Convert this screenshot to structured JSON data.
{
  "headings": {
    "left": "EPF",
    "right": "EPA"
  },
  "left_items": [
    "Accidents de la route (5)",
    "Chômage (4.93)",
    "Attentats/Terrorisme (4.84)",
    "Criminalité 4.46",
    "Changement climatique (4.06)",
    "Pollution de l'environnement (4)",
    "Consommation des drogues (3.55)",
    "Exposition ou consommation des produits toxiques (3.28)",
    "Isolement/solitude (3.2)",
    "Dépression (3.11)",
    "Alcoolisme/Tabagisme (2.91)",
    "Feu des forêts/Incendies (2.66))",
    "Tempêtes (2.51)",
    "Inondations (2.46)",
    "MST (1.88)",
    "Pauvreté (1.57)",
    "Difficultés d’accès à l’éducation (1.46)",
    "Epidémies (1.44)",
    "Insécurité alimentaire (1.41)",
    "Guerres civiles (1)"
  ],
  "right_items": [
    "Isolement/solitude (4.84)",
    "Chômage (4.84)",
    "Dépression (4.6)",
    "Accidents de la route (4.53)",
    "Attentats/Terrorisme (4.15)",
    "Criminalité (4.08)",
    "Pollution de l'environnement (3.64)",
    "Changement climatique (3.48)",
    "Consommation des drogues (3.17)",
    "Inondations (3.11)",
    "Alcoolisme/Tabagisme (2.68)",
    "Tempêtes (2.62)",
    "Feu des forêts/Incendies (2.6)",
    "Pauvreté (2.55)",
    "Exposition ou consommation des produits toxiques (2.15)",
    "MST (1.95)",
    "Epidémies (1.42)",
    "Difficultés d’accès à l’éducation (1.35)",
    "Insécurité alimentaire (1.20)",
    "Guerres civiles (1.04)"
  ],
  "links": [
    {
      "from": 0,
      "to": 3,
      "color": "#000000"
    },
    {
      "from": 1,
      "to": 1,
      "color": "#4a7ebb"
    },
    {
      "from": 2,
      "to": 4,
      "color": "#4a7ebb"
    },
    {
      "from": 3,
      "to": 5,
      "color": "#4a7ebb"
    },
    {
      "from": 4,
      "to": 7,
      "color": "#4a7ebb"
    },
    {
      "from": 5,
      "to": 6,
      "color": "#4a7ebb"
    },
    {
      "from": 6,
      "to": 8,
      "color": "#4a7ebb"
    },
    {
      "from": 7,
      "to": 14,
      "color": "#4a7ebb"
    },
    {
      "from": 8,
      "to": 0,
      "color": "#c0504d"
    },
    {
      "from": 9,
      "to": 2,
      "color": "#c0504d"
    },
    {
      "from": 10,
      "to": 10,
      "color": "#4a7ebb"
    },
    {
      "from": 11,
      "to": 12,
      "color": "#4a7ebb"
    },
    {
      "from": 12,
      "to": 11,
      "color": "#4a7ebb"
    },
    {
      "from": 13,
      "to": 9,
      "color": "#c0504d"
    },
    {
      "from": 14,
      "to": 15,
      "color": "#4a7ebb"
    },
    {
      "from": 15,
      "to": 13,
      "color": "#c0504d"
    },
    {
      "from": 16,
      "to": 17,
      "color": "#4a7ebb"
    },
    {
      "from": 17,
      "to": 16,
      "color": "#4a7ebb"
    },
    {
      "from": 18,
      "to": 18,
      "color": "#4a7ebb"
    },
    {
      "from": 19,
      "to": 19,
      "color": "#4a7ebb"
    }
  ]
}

────────────────────

**Given problem:** Pull out every line in the material above where "Pollution" occurs.

**Response:**
    "Pollution de l'environnement (4)",
    "Pollution de l'environnement (3.64)",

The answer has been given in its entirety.